What is needed:
Find every line in the records below that holds the word "Accession" and copy it.
(Source material Opens)
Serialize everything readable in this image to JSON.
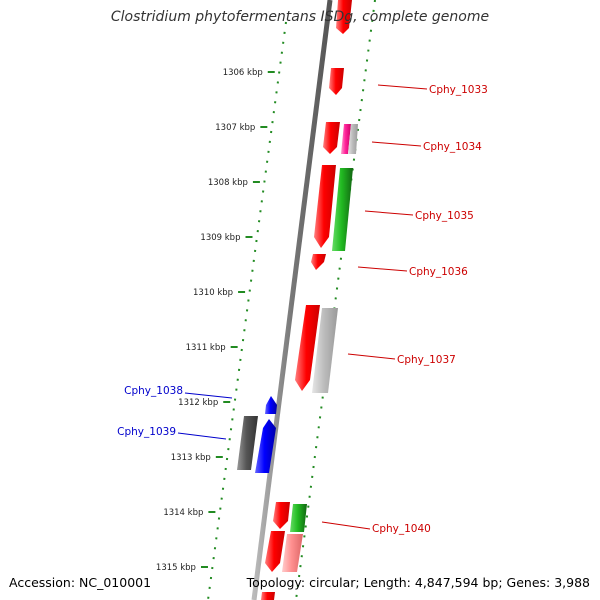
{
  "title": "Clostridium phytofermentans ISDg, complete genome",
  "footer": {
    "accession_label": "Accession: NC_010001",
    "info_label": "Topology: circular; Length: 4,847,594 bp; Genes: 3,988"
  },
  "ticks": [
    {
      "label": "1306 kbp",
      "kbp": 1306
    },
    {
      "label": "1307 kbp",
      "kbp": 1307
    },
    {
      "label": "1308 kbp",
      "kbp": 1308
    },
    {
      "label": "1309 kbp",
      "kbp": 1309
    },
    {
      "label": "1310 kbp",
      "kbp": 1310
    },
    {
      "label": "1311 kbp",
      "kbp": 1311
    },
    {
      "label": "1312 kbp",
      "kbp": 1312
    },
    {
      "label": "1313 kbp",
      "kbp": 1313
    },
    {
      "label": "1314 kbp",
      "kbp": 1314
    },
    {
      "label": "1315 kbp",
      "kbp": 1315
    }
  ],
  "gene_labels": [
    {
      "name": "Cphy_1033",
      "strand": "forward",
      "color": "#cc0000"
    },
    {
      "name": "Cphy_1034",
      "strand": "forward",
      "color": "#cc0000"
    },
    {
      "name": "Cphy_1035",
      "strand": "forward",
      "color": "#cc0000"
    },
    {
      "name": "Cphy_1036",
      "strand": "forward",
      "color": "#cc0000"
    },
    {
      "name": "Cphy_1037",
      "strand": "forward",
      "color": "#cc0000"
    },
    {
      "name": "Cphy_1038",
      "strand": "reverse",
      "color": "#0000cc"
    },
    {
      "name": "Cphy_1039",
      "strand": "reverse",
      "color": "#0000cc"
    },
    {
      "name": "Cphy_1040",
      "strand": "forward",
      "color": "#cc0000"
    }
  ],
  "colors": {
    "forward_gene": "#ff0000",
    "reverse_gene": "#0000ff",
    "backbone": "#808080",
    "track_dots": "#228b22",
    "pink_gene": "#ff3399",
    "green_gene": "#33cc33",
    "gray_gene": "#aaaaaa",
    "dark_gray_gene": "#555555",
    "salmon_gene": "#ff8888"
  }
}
(Source material Closes)
(Source material Opens)
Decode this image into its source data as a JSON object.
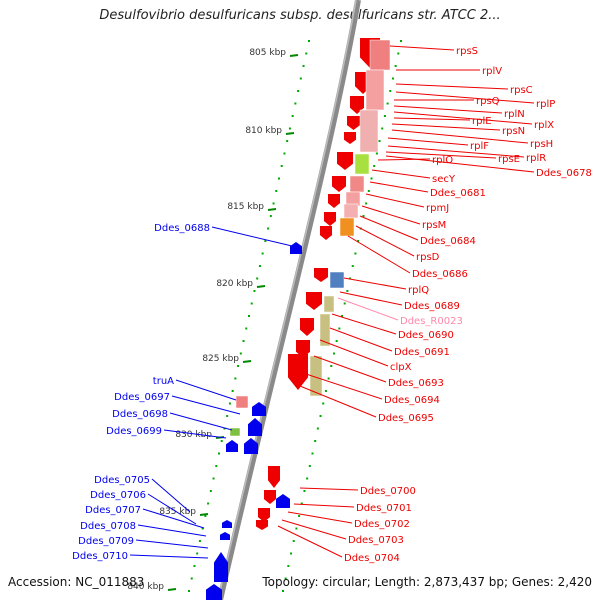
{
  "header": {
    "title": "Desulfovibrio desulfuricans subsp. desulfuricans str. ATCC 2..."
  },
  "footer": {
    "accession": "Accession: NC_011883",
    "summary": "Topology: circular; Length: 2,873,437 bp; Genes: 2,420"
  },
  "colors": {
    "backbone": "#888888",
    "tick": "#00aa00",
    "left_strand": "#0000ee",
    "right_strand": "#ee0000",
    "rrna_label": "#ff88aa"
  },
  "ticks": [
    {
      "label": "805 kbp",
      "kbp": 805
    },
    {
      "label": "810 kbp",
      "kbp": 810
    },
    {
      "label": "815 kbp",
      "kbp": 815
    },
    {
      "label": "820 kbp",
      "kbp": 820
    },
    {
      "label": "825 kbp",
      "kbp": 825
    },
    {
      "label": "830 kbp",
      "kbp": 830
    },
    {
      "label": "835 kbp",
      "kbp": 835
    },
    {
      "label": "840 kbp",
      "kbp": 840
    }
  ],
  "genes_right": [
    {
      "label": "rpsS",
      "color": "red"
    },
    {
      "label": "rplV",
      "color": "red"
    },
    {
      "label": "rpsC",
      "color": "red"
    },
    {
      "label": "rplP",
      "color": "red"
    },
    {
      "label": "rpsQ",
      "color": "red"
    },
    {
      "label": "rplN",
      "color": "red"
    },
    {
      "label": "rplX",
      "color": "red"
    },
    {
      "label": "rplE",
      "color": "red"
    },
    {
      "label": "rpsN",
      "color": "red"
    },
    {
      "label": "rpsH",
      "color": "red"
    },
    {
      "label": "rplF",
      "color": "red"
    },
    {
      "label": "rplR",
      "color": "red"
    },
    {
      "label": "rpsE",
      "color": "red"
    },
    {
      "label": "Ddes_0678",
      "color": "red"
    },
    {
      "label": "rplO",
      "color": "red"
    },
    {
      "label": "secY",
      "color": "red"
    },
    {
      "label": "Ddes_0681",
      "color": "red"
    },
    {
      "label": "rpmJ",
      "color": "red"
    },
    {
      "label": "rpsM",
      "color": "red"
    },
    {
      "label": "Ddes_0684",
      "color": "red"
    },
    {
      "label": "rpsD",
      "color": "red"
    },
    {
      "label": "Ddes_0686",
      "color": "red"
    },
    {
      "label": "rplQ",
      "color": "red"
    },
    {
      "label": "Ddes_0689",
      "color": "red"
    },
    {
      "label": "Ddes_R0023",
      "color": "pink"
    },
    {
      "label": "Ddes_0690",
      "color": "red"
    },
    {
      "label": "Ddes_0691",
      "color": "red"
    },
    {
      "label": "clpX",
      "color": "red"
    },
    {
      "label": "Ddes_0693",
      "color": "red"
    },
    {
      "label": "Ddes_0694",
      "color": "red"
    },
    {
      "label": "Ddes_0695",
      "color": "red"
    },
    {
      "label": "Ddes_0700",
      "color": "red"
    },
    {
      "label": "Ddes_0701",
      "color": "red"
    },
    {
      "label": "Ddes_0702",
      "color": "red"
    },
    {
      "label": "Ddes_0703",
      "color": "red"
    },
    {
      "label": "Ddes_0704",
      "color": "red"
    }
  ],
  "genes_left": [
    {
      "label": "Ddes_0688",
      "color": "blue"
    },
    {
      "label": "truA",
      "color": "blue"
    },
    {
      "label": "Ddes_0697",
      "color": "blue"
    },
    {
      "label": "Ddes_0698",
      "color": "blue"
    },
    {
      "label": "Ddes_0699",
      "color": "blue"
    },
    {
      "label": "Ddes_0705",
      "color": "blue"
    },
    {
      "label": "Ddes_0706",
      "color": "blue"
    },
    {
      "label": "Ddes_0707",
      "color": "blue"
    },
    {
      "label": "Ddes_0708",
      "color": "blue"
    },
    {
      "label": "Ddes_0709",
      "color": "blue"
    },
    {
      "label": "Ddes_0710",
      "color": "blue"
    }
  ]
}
(Source material Closes)
Written answer:
    "accession_label": "Accession: NC_010001",
    "accession": "Accession: NC_011883",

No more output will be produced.